• What is being asked: Scan the material and copy every line in which "true" appears.

[Records from a collection]
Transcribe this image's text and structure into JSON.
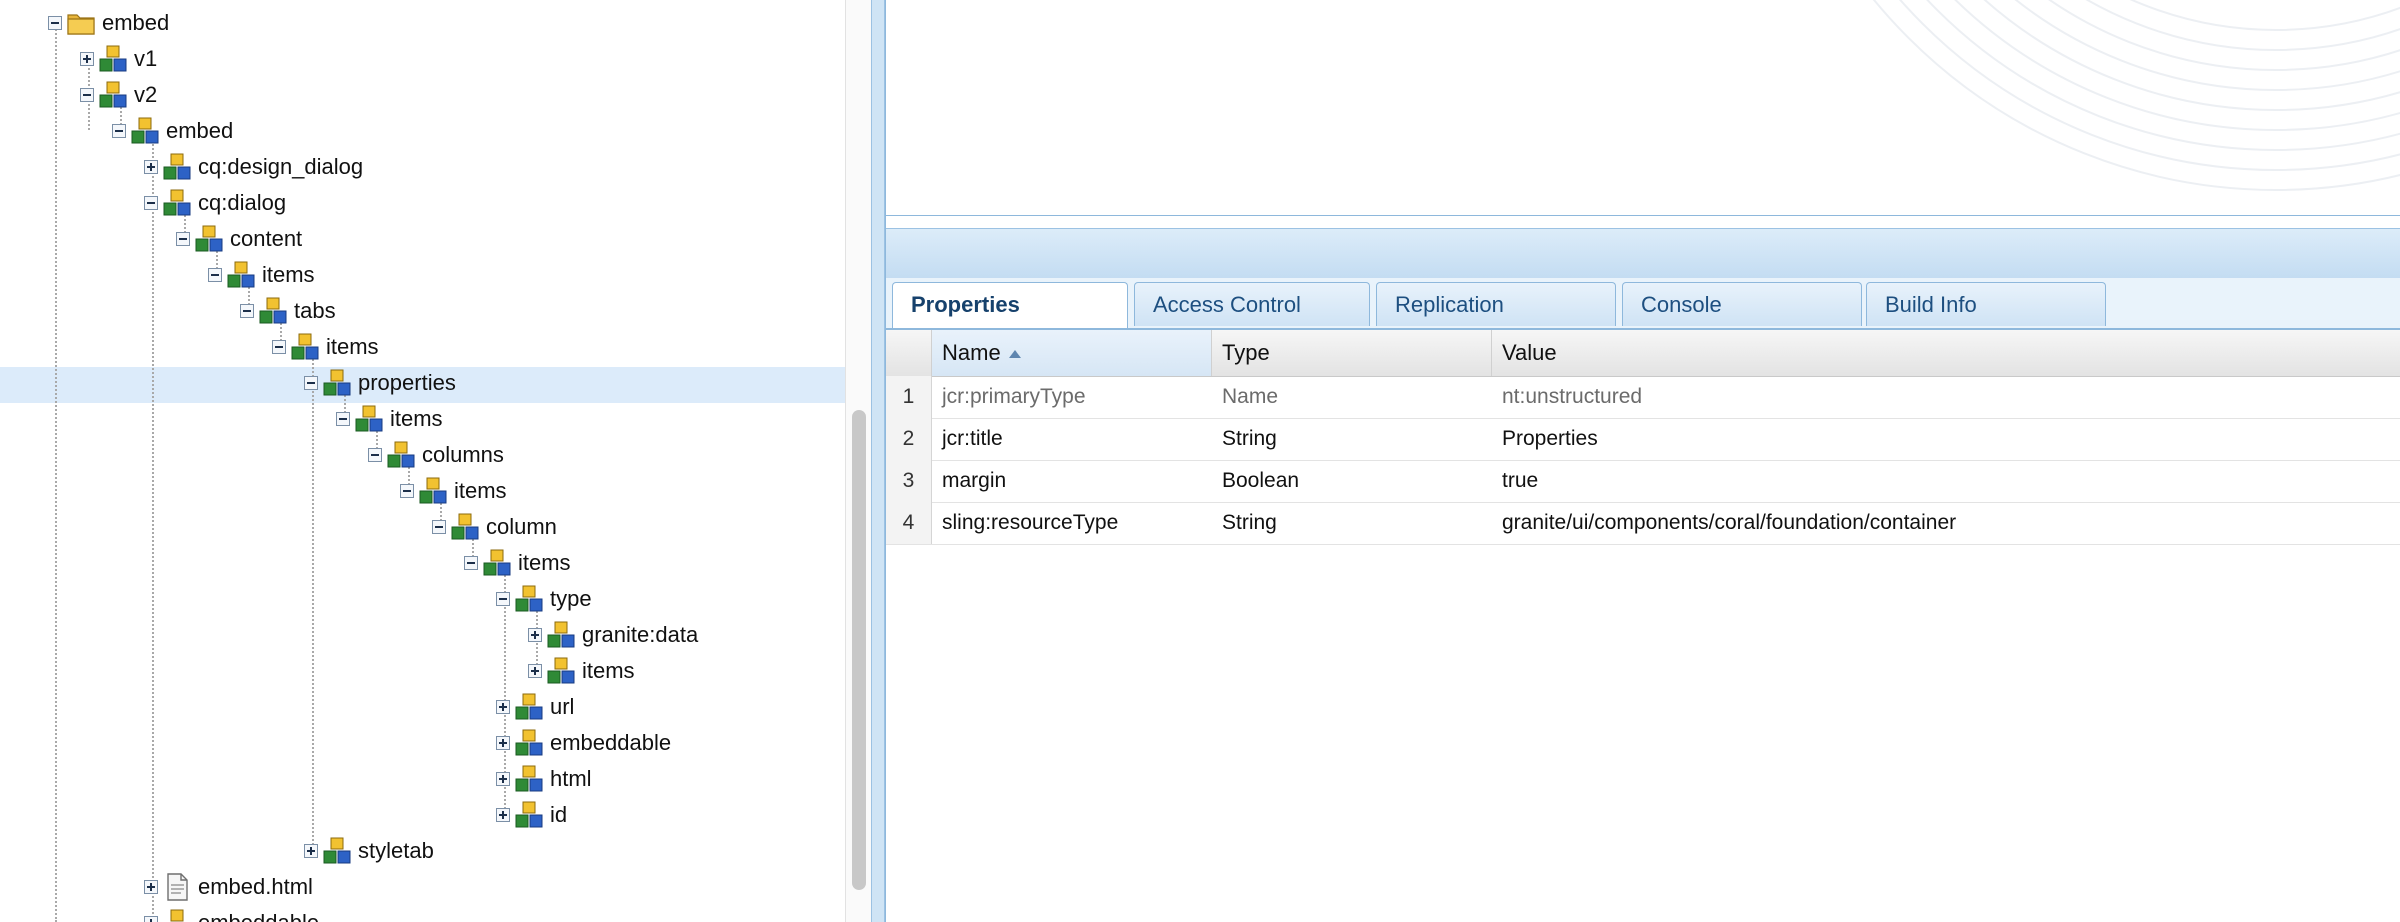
{
  "tree": {
    "nodes": [
      {
        "label": "embed",
        "icon": "folder-icon",
        "toggle": "minus"
      },
      {
        "label": "v1",
        "icon": "node-icon",
        "toggle": "plus"
      },
      {
        "label": "v2",
        "icon": "node-icon",
        "toggle": "minus"
      },
      {
        "label": "embed",
        "icon": "node-icon",
        "toggle": "minus"
      },
      {
        "label": "cq:design_dialog",
        "icon": "node-icon",
        "toggle": "plus"
      },
      {
        "label": "cq:dialog",
        "icon": "node-icon",
        "toggle": "minus"
      },
      {
        "label": "content",
        "icon": "node-icon",
        "toggle": "minus"
      },
      {
        "label": "items",
        "icon": "node-icon",
        "toggle": "minus"
      },
      {
        "label": "tabs",
        "icon": "node-icon",
        "toggle": "minus"
      },
      {
        "label": "items",
        "icon": "node-icon",
        "toggle": "minus"
      },
      {
        "label": "properties",
        "icon": "node-icon",
        "toggle": "minus",
        "selected": true
      },
      {
        "label": "items",
        "icon": "node-icon",
        "toggle": "minus"
      },
      {
        "label": "columns",
        "icon": "node-icon",
        "toggle": "minus"
      },
      {
        "label": "items",
        "icon": "node-icon",
        "toggle": "minus"
      },
      {
        "label": "column",
        "icon": "node-icon",
        "toggle": "minus"
      },
      {
        "label": "items",
        "icon": "node-icon",
        "toggle": "minus"
      },
      {
        "label": "type",
        "icon": "node-icon",
        "toggle": "minus"
      },
      {
        "label": "granite:data",
        "icon": "node-icon",
        "toggle": "plus"
      },
      {
        "label": "items",
        "icon": "node-icon",
        "toggle": "plus"
      },
      {
        "label": "url",
        "icon": "node-icon",
        "toggle": "plus"
      },
      {
        "label": "embeddable",
        "icon": "node-icon",
        "toggle": "plus"
      },
      {
        "label": "html",
        "icon": "node-icon",
        "toggle": "plus"
      },
      {
        "label": "id",
        "icon": "node-icon",
        "toggle": "plus"
      },
      {
        "label": "styletab",
        "icon": "node-icon",
        "toggle": "plus"
      },
      {
        "label": "embed.html",
        "icon": "file-icon",
        "toggle": "plus"
      },
      {
        "label": "embeddable",
        "icon": "node-icon",
        "toggle": "plus"
      }
    ]
  },
  "tabs": [
    "Properties",
    "Access Control",
    "Replication",
    "Console",
    "Build Info"
  ],
  "active_tab": "Properties",
  "grid": {
    "columns": [
      "Name",
      "Type",
      "Value"
    ],
    "sorted_column": "Name",
    "rows": [
      {
        "num": "1",
        "name": "jcr:primaryType",
        "type": "Name",
        "value": "nt:unstructured",
        "protected": true
      },
      {
        "num": "2",
        "name": "jcr:title",
        "type": "String",
        "value": "Properties"
      },
      {
        "num": "3",
        "name": "margin",
        "type": "Boolean",
        "value": "true"
      },
      {
        "num": "4",
        "name": "sling:resourceType",
        "type": "String",
        "value": "granite/ui/components/coral/foundation/container"
      }
    ]
  },
  "colors": {
    "accent": "#1d4f80",
    "selection": "#dcebfa",
    "panel_border": "#8eb8dc"
  }
}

• Complete answer:
        "selected": true
        "protected": true
        "value": "true"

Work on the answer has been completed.